Data items
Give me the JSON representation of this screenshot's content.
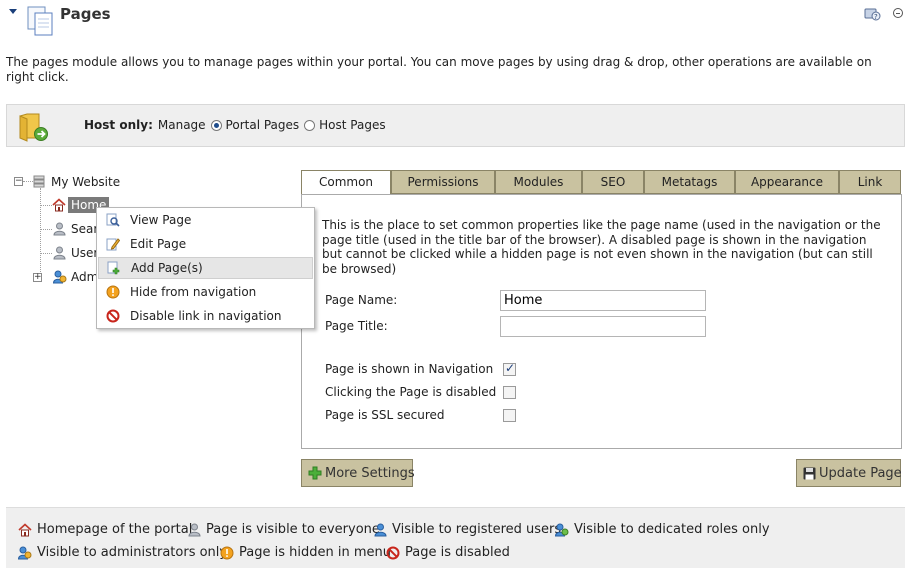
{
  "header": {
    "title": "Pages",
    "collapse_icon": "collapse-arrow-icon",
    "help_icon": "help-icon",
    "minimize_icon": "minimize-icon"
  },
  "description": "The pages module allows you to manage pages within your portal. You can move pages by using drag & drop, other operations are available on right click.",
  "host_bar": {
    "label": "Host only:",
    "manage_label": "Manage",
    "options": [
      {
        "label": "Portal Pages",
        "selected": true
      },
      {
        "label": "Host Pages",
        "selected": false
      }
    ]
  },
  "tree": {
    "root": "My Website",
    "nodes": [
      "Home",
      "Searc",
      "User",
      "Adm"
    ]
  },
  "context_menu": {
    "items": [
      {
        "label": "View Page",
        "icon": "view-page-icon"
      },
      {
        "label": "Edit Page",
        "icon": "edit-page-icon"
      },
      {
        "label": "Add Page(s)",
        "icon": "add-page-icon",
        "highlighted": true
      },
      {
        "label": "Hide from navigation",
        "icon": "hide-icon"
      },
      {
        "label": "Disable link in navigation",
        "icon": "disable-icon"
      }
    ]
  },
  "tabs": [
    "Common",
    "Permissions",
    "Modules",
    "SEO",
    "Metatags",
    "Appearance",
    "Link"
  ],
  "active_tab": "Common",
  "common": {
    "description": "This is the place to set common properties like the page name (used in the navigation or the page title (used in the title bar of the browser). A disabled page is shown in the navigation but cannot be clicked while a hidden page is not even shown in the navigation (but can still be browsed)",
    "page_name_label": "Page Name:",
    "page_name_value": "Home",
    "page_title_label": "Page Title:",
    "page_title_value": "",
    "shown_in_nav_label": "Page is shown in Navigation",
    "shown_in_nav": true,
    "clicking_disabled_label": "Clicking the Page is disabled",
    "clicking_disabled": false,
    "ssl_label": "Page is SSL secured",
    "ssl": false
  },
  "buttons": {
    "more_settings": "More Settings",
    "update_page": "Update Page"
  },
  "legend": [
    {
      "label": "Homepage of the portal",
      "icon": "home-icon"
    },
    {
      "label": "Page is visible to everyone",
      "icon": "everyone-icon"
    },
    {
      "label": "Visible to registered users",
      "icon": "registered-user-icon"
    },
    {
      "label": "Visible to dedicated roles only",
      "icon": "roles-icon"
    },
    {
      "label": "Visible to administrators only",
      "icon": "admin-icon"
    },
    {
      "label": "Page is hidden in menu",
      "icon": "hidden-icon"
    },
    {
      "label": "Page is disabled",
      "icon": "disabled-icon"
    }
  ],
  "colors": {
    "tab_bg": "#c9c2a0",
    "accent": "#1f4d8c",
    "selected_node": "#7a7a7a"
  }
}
...
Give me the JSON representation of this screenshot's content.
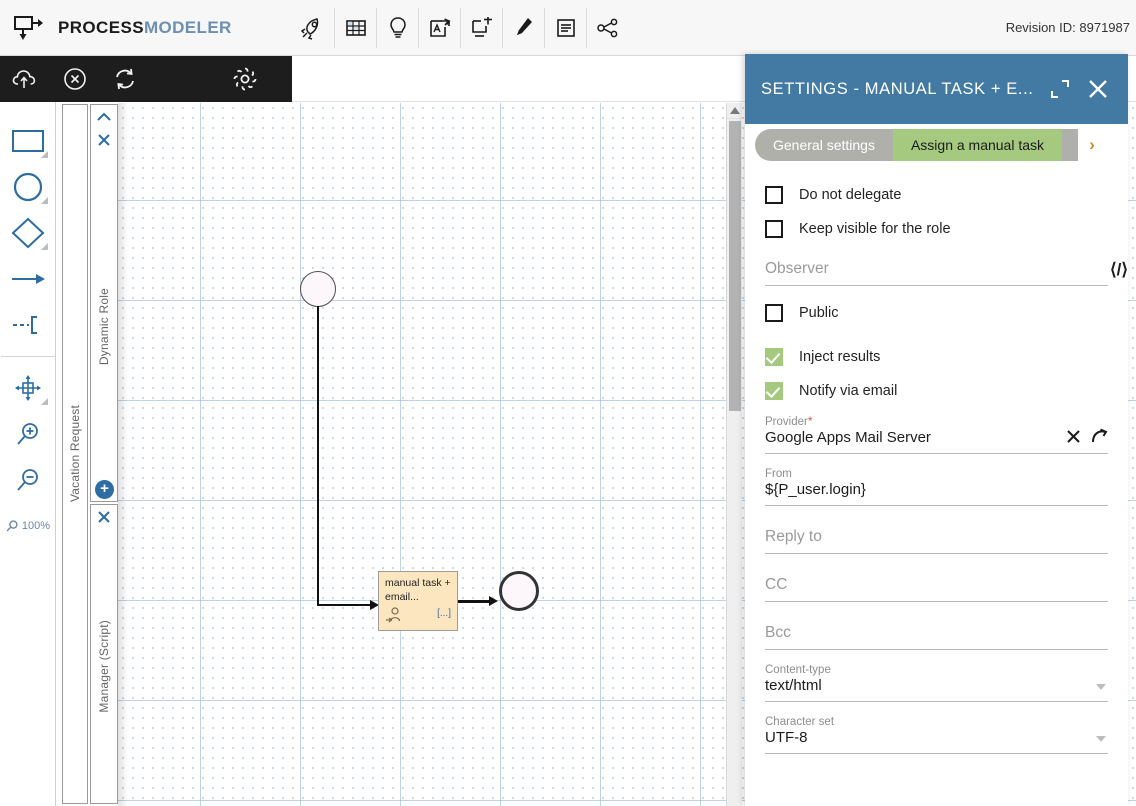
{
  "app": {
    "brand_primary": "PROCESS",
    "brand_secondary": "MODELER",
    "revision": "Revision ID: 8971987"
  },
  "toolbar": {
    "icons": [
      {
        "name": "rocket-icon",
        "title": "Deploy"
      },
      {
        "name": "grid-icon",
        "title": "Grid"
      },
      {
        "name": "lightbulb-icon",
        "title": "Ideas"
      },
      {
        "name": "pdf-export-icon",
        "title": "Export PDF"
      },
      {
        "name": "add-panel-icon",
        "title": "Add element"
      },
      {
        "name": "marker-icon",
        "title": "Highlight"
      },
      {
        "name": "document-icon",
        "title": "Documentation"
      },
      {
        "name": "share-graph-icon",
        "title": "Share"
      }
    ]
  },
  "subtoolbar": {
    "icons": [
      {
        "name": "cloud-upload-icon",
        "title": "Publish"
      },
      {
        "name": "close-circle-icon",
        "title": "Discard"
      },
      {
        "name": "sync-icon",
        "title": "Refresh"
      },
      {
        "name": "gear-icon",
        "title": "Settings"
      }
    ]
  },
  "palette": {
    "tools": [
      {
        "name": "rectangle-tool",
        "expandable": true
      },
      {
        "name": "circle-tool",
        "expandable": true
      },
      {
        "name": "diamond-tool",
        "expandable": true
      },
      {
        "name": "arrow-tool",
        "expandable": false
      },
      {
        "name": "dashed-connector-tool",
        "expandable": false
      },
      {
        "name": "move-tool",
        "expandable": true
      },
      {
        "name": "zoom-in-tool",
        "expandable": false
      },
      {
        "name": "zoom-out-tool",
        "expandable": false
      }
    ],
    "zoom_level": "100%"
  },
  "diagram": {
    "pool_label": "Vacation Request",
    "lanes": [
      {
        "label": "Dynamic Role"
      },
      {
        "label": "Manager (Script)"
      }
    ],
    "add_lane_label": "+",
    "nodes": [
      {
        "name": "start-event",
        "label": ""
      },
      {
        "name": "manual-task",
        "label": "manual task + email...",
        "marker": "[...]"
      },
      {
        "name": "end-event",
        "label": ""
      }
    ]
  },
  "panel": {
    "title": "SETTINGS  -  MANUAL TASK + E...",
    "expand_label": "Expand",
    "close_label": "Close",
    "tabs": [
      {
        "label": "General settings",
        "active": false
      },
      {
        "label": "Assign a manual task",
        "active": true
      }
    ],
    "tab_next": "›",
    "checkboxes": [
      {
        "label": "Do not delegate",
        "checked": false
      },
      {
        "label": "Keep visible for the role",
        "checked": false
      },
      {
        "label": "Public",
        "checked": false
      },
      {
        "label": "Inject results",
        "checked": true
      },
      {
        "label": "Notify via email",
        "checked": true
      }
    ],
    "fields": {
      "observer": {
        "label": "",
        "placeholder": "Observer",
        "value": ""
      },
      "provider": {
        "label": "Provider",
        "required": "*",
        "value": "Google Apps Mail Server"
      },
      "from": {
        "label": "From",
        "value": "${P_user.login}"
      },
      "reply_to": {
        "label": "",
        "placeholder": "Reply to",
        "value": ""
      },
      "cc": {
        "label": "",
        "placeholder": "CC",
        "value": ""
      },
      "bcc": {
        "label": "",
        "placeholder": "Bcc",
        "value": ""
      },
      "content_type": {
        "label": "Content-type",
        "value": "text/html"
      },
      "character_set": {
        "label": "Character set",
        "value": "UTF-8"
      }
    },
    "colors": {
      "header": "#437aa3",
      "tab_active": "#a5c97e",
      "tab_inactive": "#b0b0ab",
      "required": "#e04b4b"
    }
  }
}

* [EXERCISE DIRECTIONS]: Using the listing above, show each line holding the string "arrow".

* [FULL OUTPUT]:
    "collapse_icon": "collapse-arrow-icon",
        "name": "arrow-tool",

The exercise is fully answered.